» WHAT YOU HAVE TO DO
Locate the string "marker" in the records below. Copy every line where it occurs.

----------

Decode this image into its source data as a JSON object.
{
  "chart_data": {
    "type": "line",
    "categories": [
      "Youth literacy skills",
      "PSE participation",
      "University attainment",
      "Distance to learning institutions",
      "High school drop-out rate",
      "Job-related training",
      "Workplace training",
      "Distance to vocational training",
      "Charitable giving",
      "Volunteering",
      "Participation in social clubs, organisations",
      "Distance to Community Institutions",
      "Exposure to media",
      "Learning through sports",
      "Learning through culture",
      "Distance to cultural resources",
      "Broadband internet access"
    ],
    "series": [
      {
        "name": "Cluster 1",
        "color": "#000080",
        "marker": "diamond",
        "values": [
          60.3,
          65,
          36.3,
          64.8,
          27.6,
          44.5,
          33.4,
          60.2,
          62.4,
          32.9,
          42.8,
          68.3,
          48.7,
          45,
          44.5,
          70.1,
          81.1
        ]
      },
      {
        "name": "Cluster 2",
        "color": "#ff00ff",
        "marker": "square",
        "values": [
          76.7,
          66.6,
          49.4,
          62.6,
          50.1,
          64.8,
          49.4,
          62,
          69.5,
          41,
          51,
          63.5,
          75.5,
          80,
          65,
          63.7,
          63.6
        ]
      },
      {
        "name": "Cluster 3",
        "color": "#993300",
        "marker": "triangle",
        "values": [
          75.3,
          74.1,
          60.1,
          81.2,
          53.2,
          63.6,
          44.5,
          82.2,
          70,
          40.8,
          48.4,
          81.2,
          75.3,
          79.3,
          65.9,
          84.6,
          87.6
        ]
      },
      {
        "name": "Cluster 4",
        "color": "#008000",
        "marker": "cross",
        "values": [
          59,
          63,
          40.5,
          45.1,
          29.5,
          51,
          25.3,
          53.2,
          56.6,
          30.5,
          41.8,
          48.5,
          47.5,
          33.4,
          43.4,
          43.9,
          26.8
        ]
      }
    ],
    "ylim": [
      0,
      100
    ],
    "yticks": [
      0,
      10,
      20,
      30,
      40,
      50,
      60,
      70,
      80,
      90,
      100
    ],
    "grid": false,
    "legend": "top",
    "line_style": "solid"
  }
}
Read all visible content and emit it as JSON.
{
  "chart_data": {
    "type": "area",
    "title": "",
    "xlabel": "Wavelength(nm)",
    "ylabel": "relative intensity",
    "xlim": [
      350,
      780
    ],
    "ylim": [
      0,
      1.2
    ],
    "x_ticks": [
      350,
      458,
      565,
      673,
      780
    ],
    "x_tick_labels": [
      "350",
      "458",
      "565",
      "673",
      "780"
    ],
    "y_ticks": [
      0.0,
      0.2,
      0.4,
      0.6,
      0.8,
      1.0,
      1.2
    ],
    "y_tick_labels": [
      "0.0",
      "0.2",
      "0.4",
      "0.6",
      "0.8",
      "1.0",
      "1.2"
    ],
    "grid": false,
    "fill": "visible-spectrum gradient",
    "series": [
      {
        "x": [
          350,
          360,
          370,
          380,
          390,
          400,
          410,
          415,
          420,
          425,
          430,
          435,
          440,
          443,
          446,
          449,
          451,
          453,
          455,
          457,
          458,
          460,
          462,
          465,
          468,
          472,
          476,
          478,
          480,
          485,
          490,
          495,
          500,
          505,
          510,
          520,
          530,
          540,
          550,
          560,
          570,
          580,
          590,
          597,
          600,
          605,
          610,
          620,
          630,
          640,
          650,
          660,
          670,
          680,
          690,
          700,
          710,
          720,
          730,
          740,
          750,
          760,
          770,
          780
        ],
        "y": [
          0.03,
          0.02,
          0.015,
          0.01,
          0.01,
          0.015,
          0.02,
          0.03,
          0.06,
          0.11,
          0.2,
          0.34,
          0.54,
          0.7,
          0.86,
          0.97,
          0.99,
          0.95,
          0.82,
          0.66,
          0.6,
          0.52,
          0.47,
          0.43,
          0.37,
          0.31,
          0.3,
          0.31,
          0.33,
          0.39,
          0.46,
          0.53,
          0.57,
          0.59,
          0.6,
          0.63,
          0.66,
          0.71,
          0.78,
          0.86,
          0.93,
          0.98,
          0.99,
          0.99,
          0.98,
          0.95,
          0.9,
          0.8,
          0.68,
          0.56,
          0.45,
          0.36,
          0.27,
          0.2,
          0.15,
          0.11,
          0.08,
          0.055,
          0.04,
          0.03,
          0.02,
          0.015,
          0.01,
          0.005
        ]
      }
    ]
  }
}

----------

» COMPLETE ANSWER
        "marker": "diamond",
        "marker": "square",
        "marker": "triangle",
        "marker": "cross",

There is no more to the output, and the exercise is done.